[Data items]
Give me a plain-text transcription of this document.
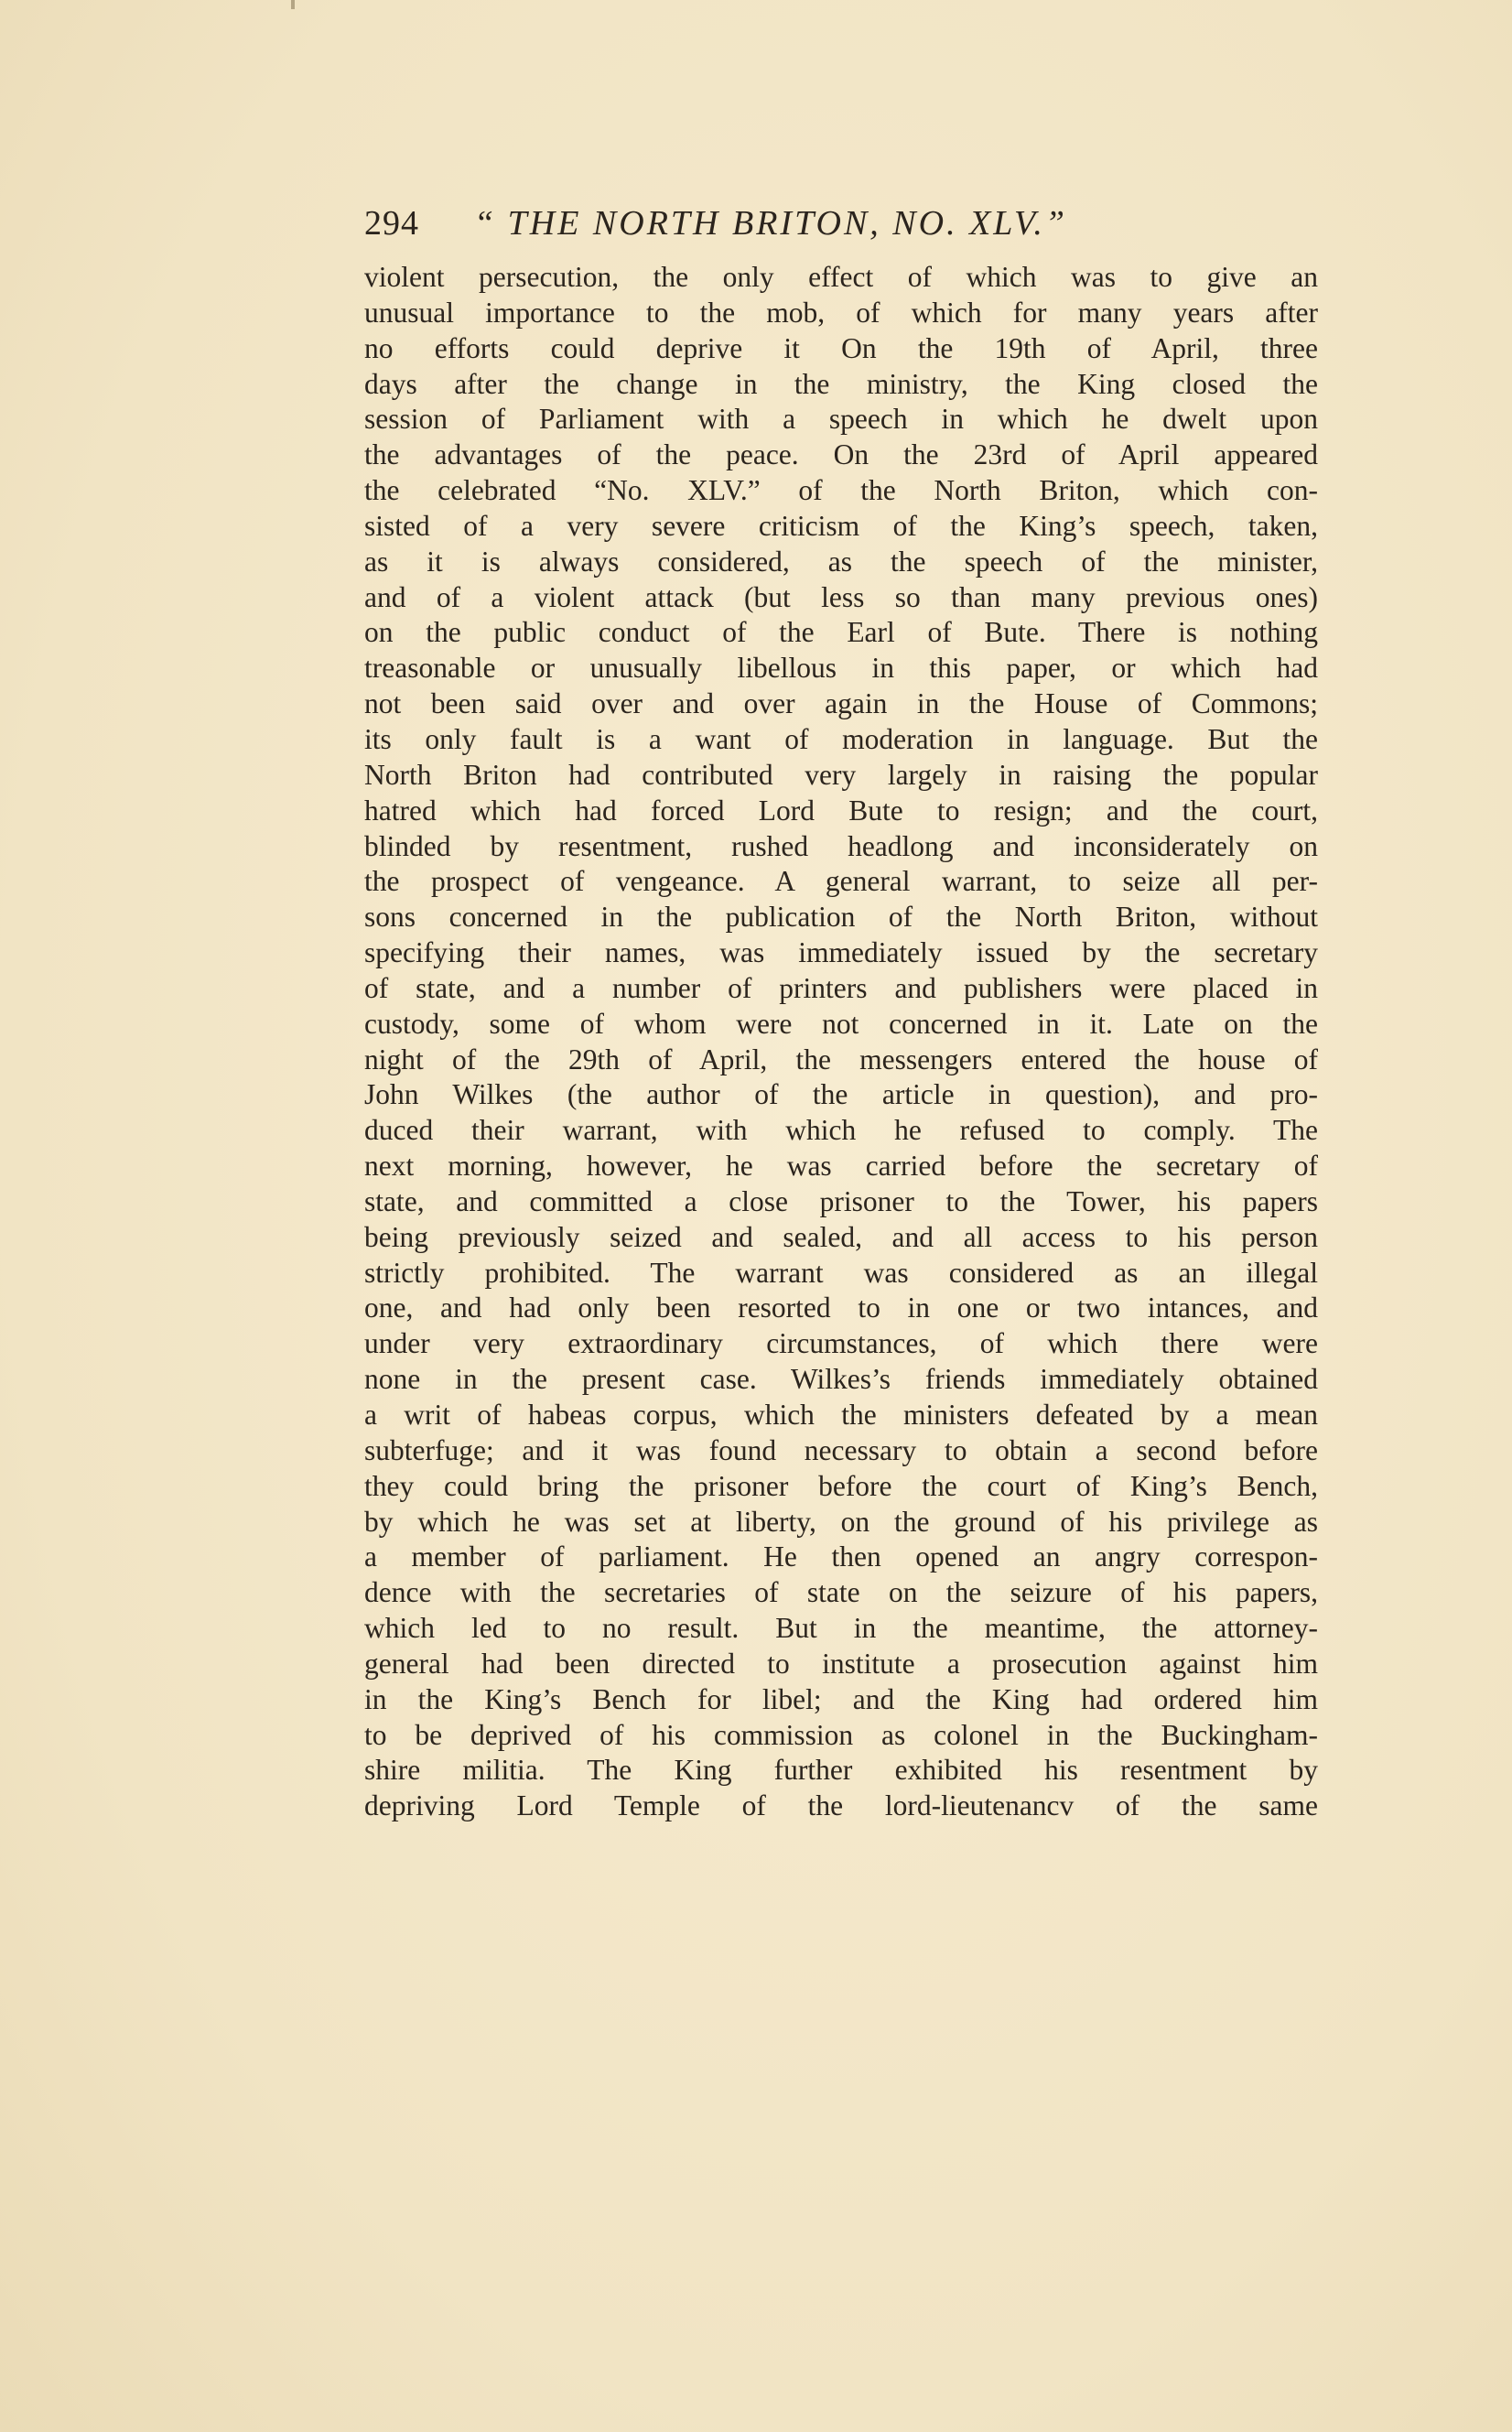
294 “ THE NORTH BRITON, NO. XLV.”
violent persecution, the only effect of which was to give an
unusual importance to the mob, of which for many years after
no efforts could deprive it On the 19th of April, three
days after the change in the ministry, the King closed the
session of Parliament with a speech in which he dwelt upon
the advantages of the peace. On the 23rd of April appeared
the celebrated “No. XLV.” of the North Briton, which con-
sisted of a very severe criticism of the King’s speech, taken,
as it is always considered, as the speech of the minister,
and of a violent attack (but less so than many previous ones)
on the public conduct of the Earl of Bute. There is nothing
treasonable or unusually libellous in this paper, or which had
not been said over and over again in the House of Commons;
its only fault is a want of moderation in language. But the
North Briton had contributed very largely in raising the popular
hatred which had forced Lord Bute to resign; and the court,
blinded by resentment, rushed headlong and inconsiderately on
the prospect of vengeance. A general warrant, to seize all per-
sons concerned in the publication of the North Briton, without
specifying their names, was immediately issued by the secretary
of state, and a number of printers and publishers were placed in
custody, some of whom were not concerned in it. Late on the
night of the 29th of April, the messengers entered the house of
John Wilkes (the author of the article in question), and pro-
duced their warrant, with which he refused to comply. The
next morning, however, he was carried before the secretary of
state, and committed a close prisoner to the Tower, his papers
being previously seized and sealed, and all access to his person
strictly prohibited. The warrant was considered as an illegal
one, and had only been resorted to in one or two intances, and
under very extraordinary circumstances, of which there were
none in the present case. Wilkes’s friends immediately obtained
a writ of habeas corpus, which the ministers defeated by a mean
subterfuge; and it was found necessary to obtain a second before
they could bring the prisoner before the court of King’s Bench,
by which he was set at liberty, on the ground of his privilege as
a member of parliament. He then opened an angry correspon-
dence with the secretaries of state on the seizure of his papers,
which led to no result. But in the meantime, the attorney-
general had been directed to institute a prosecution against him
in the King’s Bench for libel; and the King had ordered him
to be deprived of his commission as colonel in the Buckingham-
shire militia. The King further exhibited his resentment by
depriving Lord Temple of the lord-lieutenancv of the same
...
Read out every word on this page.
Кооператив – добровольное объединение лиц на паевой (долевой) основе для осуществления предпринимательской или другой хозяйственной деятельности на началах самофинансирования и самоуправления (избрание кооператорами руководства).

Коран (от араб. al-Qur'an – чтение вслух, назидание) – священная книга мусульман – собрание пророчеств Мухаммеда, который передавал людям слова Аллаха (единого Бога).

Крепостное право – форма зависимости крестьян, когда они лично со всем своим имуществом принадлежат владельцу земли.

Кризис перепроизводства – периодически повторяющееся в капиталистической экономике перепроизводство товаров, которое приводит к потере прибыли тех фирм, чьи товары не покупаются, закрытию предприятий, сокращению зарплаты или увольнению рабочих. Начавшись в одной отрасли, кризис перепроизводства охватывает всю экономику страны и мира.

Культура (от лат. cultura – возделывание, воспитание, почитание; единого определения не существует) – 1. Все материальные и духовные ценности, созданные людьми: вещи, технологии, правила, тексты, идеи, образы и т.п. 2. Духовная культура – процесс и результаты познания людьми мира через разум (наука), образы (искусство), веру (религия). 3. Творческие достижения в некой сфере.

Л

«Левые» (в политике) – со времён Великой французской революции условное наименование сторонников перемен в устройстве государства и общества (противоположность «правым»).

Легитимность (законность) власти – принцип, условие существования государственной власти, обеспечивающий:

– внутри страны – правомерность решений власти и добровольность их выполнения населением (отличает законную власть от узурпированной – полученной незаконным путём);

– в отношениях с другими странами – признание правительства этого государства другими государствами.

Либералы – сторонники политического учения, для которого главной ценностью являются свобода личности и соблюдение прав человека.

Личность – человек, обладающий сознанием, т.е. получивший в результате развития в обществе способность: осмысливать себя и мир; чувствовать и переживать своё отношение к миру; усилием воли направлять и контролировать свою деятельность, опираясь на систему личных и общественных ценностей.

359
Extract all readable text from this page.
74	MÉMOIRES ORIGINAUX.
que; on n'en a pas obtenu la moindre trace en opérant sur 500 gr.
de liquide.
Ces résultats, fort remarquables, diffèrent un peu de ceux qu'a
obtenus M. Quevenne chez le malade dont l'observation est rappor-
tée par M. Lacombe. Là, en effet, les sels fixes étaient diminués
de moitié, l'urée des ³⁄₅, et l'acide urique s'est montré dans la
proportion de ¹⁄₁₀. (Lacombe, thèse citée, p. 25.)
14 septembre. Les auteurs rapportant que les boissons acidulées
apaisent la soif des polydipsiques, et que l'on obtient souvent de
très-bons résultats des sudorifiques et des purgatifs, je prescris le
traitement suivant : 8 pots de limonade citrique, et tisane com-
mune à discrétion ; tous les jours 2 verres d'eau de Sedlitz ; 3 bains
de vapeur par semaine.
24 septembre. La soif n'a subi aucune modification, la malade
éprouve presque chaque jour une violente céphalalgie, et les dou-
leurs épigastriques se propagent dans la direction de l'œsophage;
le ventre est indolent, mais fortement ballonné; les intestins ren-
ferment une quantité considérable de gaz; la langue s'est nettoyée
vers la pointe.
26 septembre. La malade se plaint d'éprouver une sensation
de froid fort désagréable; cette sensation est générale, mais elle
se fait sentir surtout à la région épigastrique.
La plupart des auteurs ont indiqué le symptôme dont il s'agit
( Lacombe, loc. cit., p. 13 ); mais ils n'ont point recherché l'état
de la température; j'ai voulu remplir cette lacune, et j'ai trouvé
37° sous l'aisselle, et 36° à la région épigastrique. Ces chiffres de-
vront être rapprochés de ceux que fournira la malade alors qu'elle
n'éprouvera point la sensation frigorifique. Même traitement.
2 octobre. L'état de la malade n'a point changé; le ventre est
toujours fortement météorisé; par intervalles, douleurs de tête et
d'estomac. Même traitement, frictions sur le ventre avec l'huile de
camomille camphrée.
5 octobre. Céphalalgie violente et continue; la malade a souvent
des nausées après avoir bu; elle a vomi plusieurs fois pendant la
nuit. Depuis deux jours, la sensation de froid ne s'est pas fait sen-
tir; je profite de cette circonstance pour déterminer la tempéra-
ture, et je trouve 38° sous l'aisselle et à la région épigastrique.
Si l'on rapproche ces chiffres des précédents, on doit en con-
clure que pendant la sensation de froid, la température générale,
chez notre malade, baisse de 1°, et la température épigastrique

_Objective_
Search the records above for the string "souvent". Copy every line that contains it.

_Written solution_
apaisent la soif des polydipsiques, et que l'on obtient souvent de
5 octobre. Céphalalgie violente et continue; la malade a souvent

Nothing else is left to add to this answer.